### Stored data

+ + + + +

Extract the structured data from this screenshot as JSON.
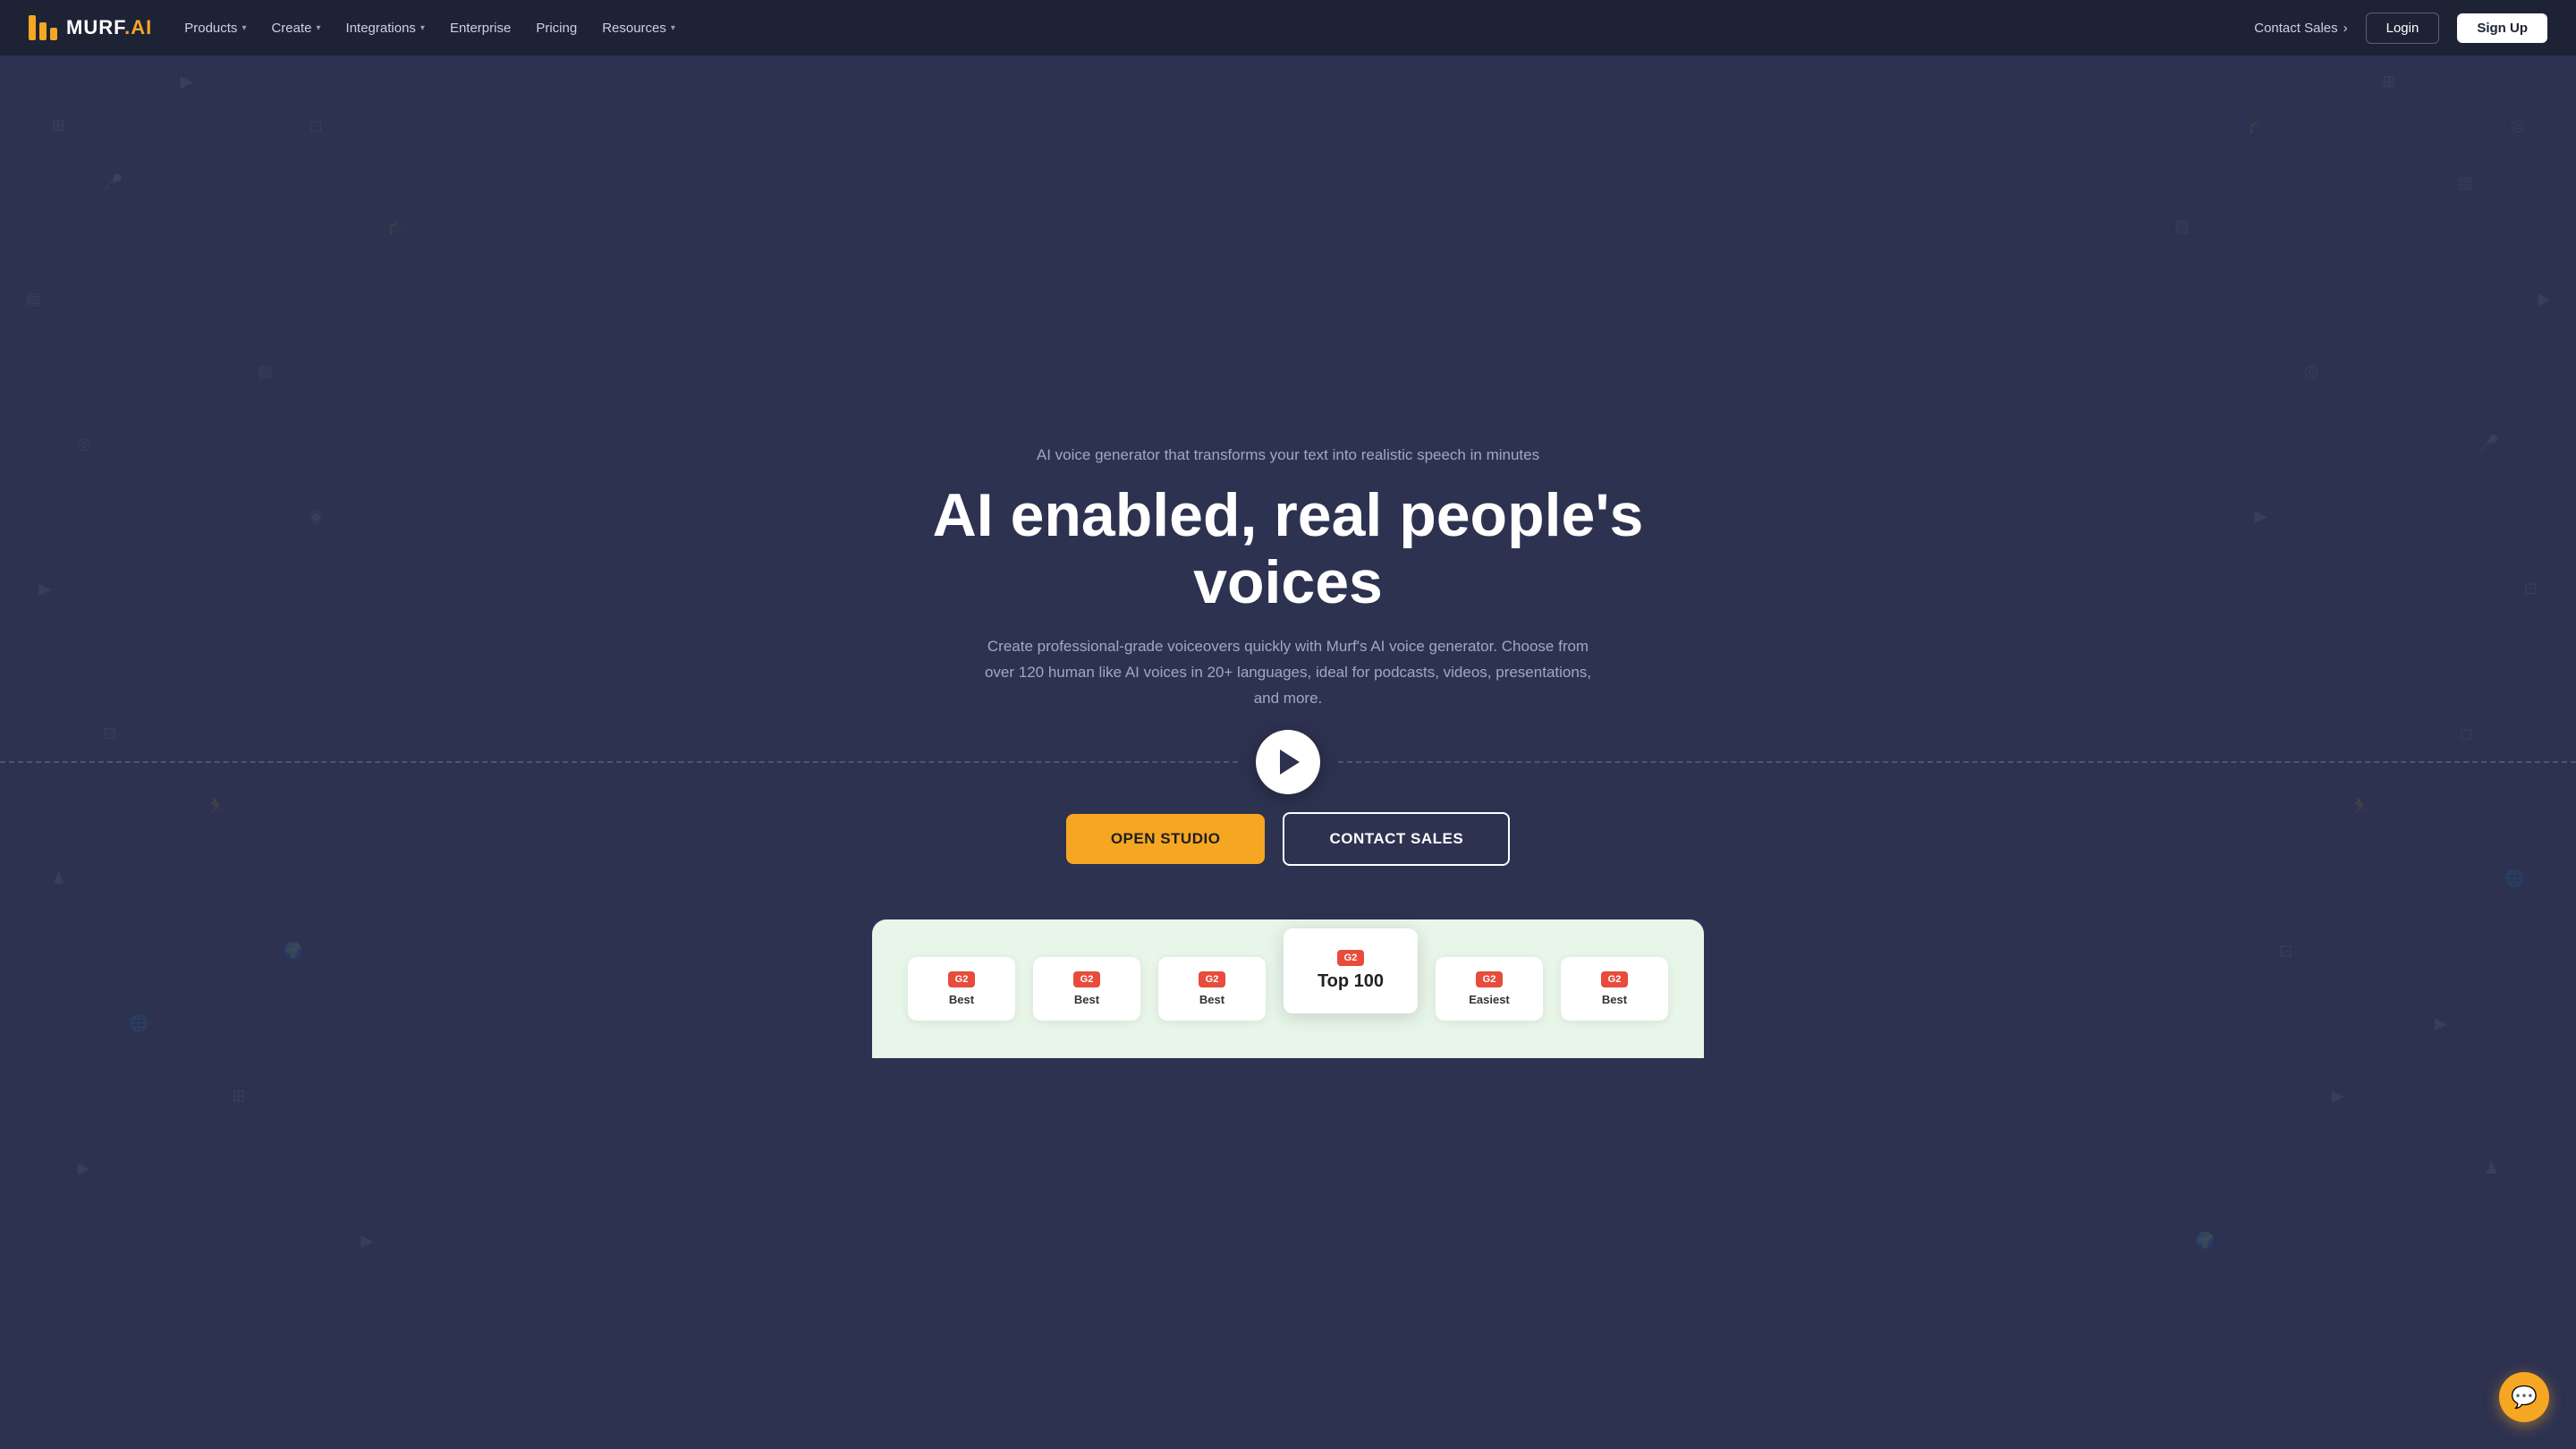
{
  "navbar": {
    "logo_text": "MURF",
    "logo_ai": ".AI",
    "nav_items": [
      {
        "label": "Products",
        "has_dropdown": true
      },
      {
        "label": "Create",
        "has_dropdown": true
      },
      {
        "label": "Integrations",
        "has_dropdown": true
      },
      {
        "label": "Enterprise",
        "has_dropdown": false
      },
      {
        "label": "Pricing",
        "has_dropdown": false
      },
      {
        "label": "Resources",
        "has_dropdown": true
      }
    ],
    "contact_sales_label": "Contact Sales",
    "login_label": "Login",
    "signup_label": "Sign Up"
  },
  "hero": {
    "subtitle": "AI voice generator that transforms your text into realistic speech in minutes",
    "title": "AI enabled, real people's voices",
    "description": "Create professional-grade voiceovers quickly with Murf's AI voice generator. Choose from over 120 human like AI voices in 20+ languages, ideal for podcasts, videos, presentations, and more.",
    "open_studio_label": "OPEN STUDIO",
    "contact_sales_label": "CONTACT SALES"
  },
  "awards": [
    {
      "g2_label": "G2",
      "award_line1": "Best",
      "featured": false
    },
    {
      "g2_label": "G2",
      "award_line1": "Best",
      "featured": false
    },
    {
      "g2_label": "G2",
      "award_line1": "Best",
      "featured": false
    },
    {
      "g2_label": "G2",
      "award_line1": "Top 100",
      "featured": true
    },
    {
      "g2_label": "G2",
      "award_line1": "Easiest",
      "featured": false
    },
    {
      "g2_label": "G2",
      "award_line1": "Best",
      "featured": false
    }
  ],
  "chat_icon": "💬"
}
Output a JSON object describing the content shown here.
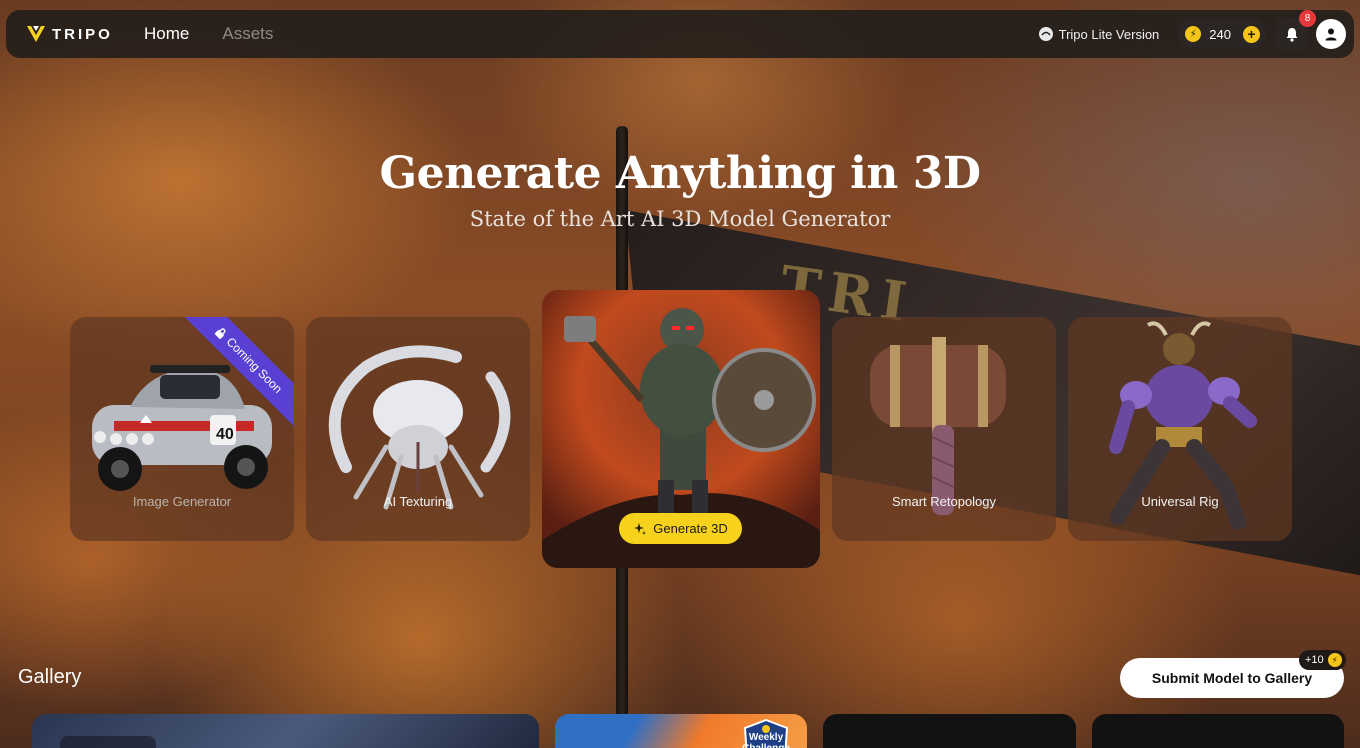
{
  "topbar": {
    "logo_text": "TRIPO",
    "nav": [
      {
        "label": "Home",
        "active": true
      },
      {
        "label": "Assets",
        "active": false
      }
    ],
    "lite_version_label": "Tripo Lite Version",
    "credits": "240",
    "notification_count": "8"
  },
  "hero": {
    "title": "Generate Anything in 3D",
    "subtitle": "State of the Art AI 3D Model Generator"
  },
  "features": [
    {
      "label": "Image Generator",
      "ribbon": "Coming Soon"
    },
    {
      "label": "AI Texturing"
    },
    {
      "label": "Generate 3D"
    },
    {
      "label": "Smart Retopology"
    },
    {
      "label": "Universal Rig"
    }
  ],
  "gallery": {
    "title": "Gallery",
    "submit_label": "Submit Model to Gallery",
    "bonus": "+10",
    "weekly_challenge_label": "Weekly Challenge"
  },
  "colors": {
    "accent_yellow": "#f6d21d",
    "ribbon_purple": "#5a3fd4",
    "badge_red": "#e5383b"
  }
}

+ + + + +

### WORK TO COMPLETE
Please repeat the entries exactly. Do not include the pictures.

### EXERCISE RESPONSE
Extract the structured data from this screenshot as JSON.
{
  "navbar": {
    "logo_text": "MURF",
    "logo_ai": ".AI",
    "nav_items": [
      {
        "label": "Products",
        "has_dropdown": true
      },
      {
        "label": "Create",
        "has_dropdown": true
      },
      {
        "label": "Integrations",
        "has_dropdown": true
      },
      {
        "label": "Enterprise",
        "has_dropdown": false
      },
      {
        "label": "Pricing",
        "has_dropdown": false
      },
      {
        "label": "Resources",
        "has_dropdown": true
      }
    ],
    "contact_sales_label": "Contact Sales",
    "login_label": "Login",
    "signup_label": "Sign Up"
  },
  "hero": {
    "subtitle": "AI voice generator that transforms your text into realistic speech in minutes",
    "title": "AI enabled, real people's voices",
    "description": "Create professional-grade voiceovers quickly with Murf's AI voice generator. Choose from over 120 human like AI voices in 20+ languages, ideal for podcasts, videos, presentations, and more.",
    "open_studio_label": "OPEN STUDIO",
    "contact_sales_label": "CONTACT SALES"
  },
  "awards": [
    {
      "g2_label": "G2",
      "award_line1": "Best",
      "featured": false
    },
    {
      "g2_label": "G2",
      "award_line1": "Best",
      "featured": false
    },
    {
      "g2_label": "G2",
      "award_line1": "Best",
      "featured": false
    },
    {
      "g2_label": "G2",
      "award_line1": "Top 100",
      "featured": true
    },
    {
      "g2_label": "G2",
      "award_line1": "Easiest",
      "featured": false
    },
    {
      "g2_label": "G2",
      "award_line1": "Best",
      "featured": false
    }
  ],
  "chat_icon": "💬"
}
Output a JSON object describing the content shown here.
{
  "topbar": {
    "logo_text": "TRIPO",
    "nav": [
      {
        "label": "Home",
        "active": true
      },
      {
        "label": "Assets",
        "active": false
      }
    ],
    "lite_version_label": "Tripo Lite Version",
    "credits": "240",
    "notification_count": "8"
  },
  "hero": {
    "title": "Generate Anything in 3D",
    "subtitle": "State of the Art AI 3D Model Generator"
  },
  "features": [
    {
      "label": "Image Generator",
      "ribbon": "Coming Soon"
    },
    {
      "label": "AI Texturing"
    },
    {
      "label": "Generate 3D"
    },
    {
      "label": "Smart Retopology"
    },
    {
      "label": "Universal Rig"
    }
  ],
  "gallery": {
    "title": "Gallery",
    "submit_label": "Submit Model to Gallery",
    "bonus": "+10",
    "weekly_challenge_label": "Weekly Challenge"
  },
  "colors": {
    "accent_yellow": "#f6d21d",
    "ribbon_purple": "#5a3fd4",
    "badge_red": "#e5383b"
  }
}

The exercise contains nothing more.